-- Begin --

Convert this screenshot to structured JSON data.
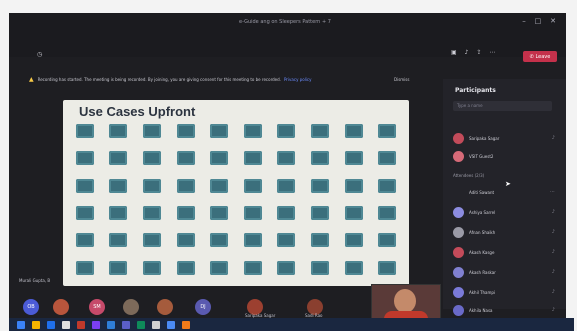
{
  "window": {
    "title": "e-Guide ang on Sleepers Pattern + 7",
    "controls": [
      "–",
      "□",
      "✕"
    ]
  },
  "toolbar": {
    "leave_label": "Leave",
    "icons": [
      "camera-icon",
      "mic-icon",
      "share-icon",
      "more-icon"
    ]
  },
  "recording_banner": {
    "text": "Recording has started. The meeting is being recorded. By joining, you are giving consent for this meeting to be recorded.",
    "policy_link": "Privacy policy",
    "dismiss_label": "Dismiss"
  },
  "slide": {
    "title": "Use Cases Upfront",
    "tile_color": "#3b6f7c",
    "cells": [
      "",
      "",
      "",
      "",
      "",
      "",
      "",
      "",
      "",
      "",
      "",
      "",
      "",
      "",
      "",
      "",
      "",
      "",
      "",
      "",
      "",
      "",
      "",
      "",
      "",
      "",
      "",
      "",
      "",
      "",
      "",
      "",
      "",
      "",
      "",
      "",
      "",
      "",
      "",
      "",
      "",
      "",
      "",
      "",
      "",
      "",
      "",
      "",
      "",
      "",
      "",
      "",
      "",
      "",
      "",
      "",
      "",
      "",
      "",
      ""
    ]
  },
  "presenter_label": "Murali Gupta, B",
  "participants_panel": {
    "title": "Participants",
    "search_placeholder": "Type a name",
    "presenters": [
      {
        "name": "Saripaka Sagar"
      },
      {
        "name": "VSIT Guest2"
      }
    ],
    "attendees_label": "Attendees (2/3)",
    "attendees": [
      {
        "name": "Aditi Sawant"
      },
      {
        "name": "Ashiya Sarrel"
      },
      {
        "name": "Afnan Shaikh"
      },
      {
        "name": "Akash Kasge"
      },
      {
        "name": "Akash Raskar"
      },
      {
        "name": "Akhil Thampi"
      },
      {
        "name": "Akhila Nasa"
      }
    ]
  },
  "bottom_videos": [
    {
      "initials": "OB",
      "color": "#4b5bd6"
    },
    {
      "initials": "",
      "color": "#b8553c"
    },
    {
      "initials": "SM",
      "color": "#c64a6a"
    },
    {
      "initials": "",
      "color": "#7d6a5a"
    },
    {
      "initials": "",
      "color": "#a55b3c"
    },
    {
      "initials": "DJ",
      "color": "#5a5ab0"
    },
    {
      "initials": "",
      "color": "#9c4030"
    },
    {
      "initials": "",
      "color": "#8a3f2f"
    }
  ],
  "video_labels": [
    "Saripaka Sagar",
    "Sadi Rao"
  ],
  "taskbar_colors": [
    "#3a82f7",
    "#f4b400",
    "#1f6feb",
    "#e0e0e0",
    "#c0392b",
    "#7b3ff2",
    "#2f7ed8",
    "#5b5fc7",
    "#0e8a5a",
    "#d0d0d0",
    "#4b8bf4",
    "#f07b1a"
  ]
}
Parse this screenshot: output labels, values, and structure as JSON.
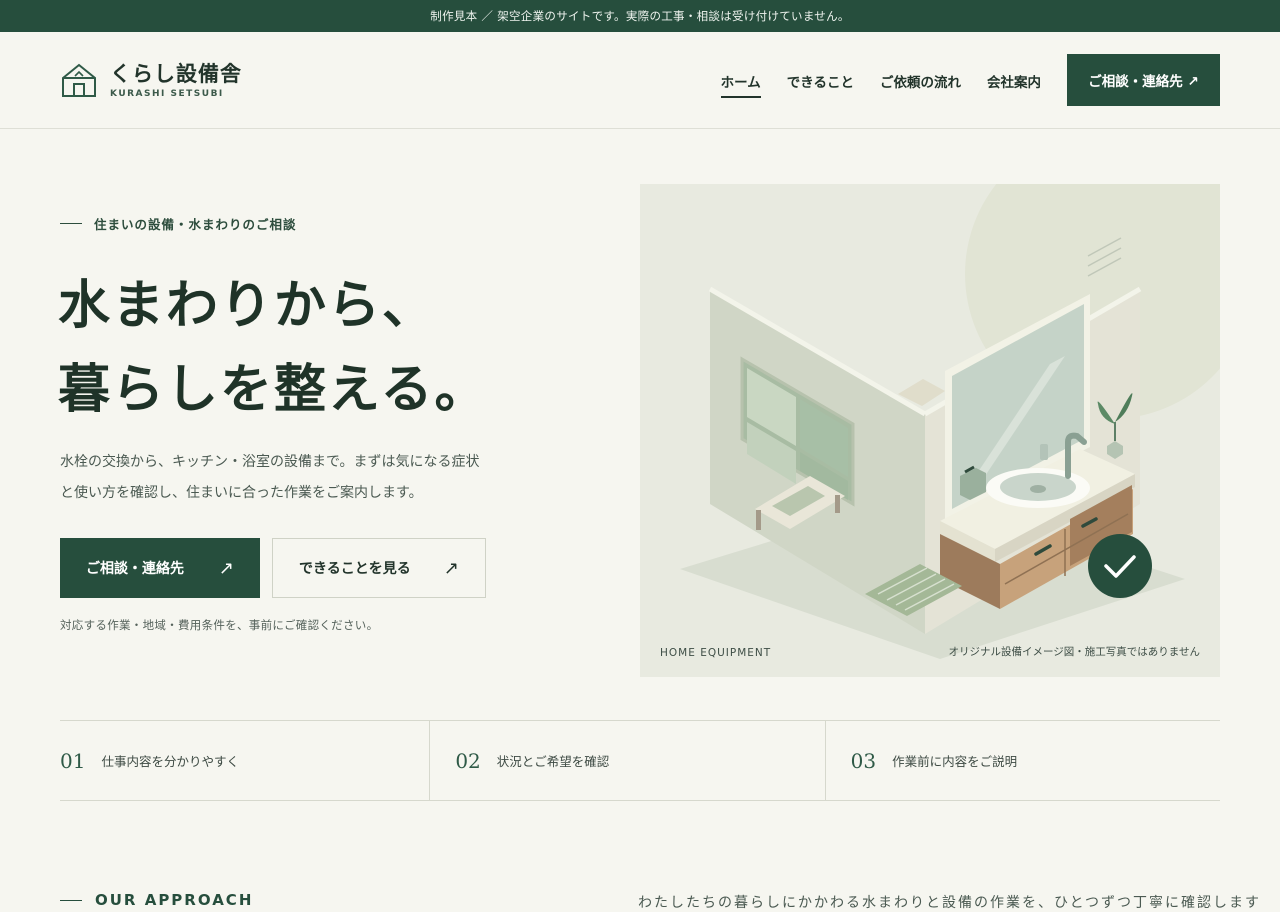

-- End --

## Objective
Copy the data word for word. Pictures do not go in the copy.

## Full response
Convert this screenshot to structured JSON data.
{
  "window": {
    "title": "e-Guide ang on Sleepers Pattern + 7",
    "controls": [
      "–",
      "□",
      "✕"
    ]
  },
  "toolbar": {
    "leave_label": "Leave",
    "icons": [
      "camera-icon",
      "mic-icon",
      "share-icon",
      "more-icon"
    ]
  },
  "recording_banner": {
    "text": "Recording has started. The meeting is being recorded. By joining, you are giving consent for this meeting to be recorded.",
    "policy_link": "Privacy policy",
    "dismiss_label": "Dismiss"
  },
  "slide": {
    "title": "Use Cases Upfront",
    "tile_color": "#3b6f7c",
    "cells": [
      "",
      "",
      "",
      "",
      "",
      "",
      "",
      "",
      "",
      "",
      "",
      "",
      "",
      "",
      "",
      "",
      "",
      "",
      "",
      "",
      "",
      "",
      "",
      "",
      "",
      "",
      "",
      "",
      "",
      "",
      "",
      "",
      "",
      "",
      "",
      "",
      "",
      "",
      "",
      "",
      "",
      "",
      "",
      "",
      "",
      "",
      "",
      "",
      "",
      "",
      "",
      "",
      "",
      "",
      "",
      "",
      "",
      "",
      "",
      ""
    ]
  },
  "presenter_label": "Murali Gupta, B",
  "participants_panel": {
    "title": "Participants",
    "search_placeholder": "Type a name",
    "presenters": [
      {
        "name": "Saripaka Sagar"
      },
      {
        "name": "VSIT Guest2"
      }
    ],
    "attendees_label": "Attendees (2/3)",
    "attendees": [
      {
        "name": "Aditi Sawant"
      },
      {
        "name": "Ashiya Sarrel"
      },
      {
        "name": "Afnan Shaikh"
      },
      {
        "name": "Akash Kasge"
      },
      {
        "name": "Akash Raskar"
      },
      {
        "name": "Akhil Thampi"
      },
      {
        "name": "Akhila Nasa"
      }
    ]
  },
  "bottom_videos": [
    {
      "initials": "OB",
      "color": "#4b5bd6"
    },
    {
      "initials": "",
      "color": "#b8553c"
    },
    {
      "initials": "SM",
      "color": "#c64a6a"
    },
    {
      "initials": "",
      "color": "#7d6a5a"
    },
    {
      "initials": "",
      "color": "#a55b3c"
    },
    {
      "initials": "DJ",
      "color": "#5a5ab0"
    },
    {
      "initials": "",
      "color": "#9c4030"
    },
    {
      "initials": "",
      "color": "#8a3f2f"
    }
  ],
  "video_labels": [
    "Saripaka Sagar",
    "Sadi Rao"
  ],
  "taskbar_colors": [
    "#3a82f7",
    "#f4b400",
    "#1f6feb",
    "#e0e0e0",
    "#c0392b",
    "#7b3ff2",
    "#2f7ed8",
    "#5b5fc7",
    "#0e8a5a",
    "#d0d0d0",
    "#4b8bf4",
    "#f07b1a"
  ]
}
Parse this screenshot: output labels, values, and structure as JSON.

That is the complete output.